SUPPLIED DATA =>
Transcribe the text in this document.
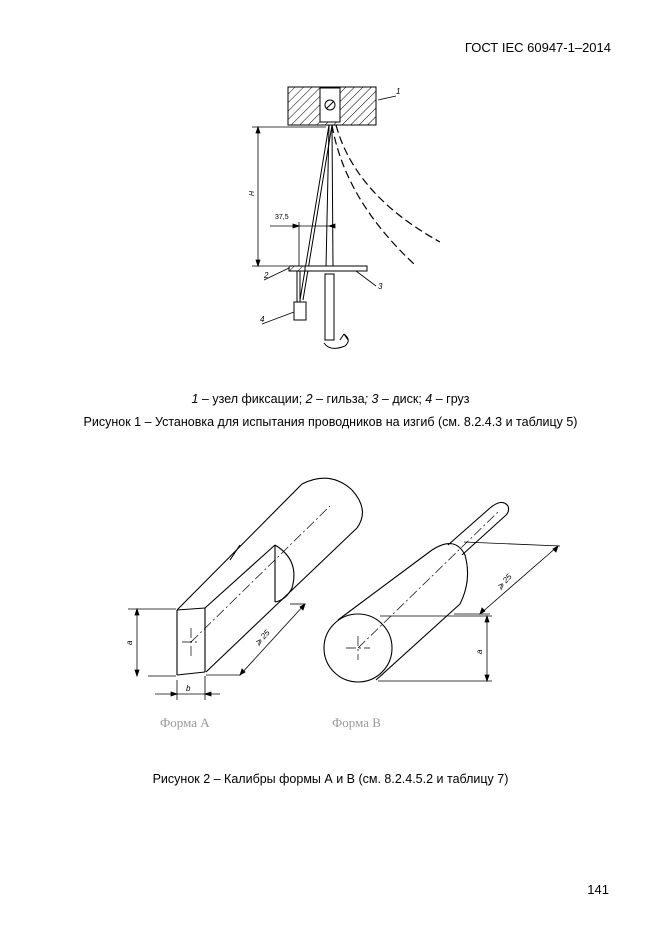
ГОСТ IEC 60947-1–2014
1
H
37,5
2
3
4
1 – узел фиксации; 2 – гильза; 3 – диск; 4 – груз
Рисунок 1 – Установка для испытания проводников на изгиб (см. 8.2.4.3 и таблицу 5)
a
b
⩾ 25
⩾ 25
a
Форма А	Форма В
Рисунок 2 – Калибры формы А и В (см. 8.2.4.5.2 и таблицу 7)
141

WORK INSTRUCTIONS => Print the records above exactly as they stand, but leave out the pictures.

SOLUTION =>
Transcribe the text in this document.
ГОСТ IEC 60947-1–2014
1
H
37,5
2
3
4
1 – узел фиксации; 2 – гильза; 3 – диск; 4 – груз
Рисунок 1 – Установка для испытания проводников на изгиб (см. 8.2.4.3 и таблицу 5)
a
b
⩾ 25
⩾ 25
a
Форма А	Форма В
Рисунок 2 – Калибры формы А и В (см. 8.2.4.5.2 и таблицу 7)
141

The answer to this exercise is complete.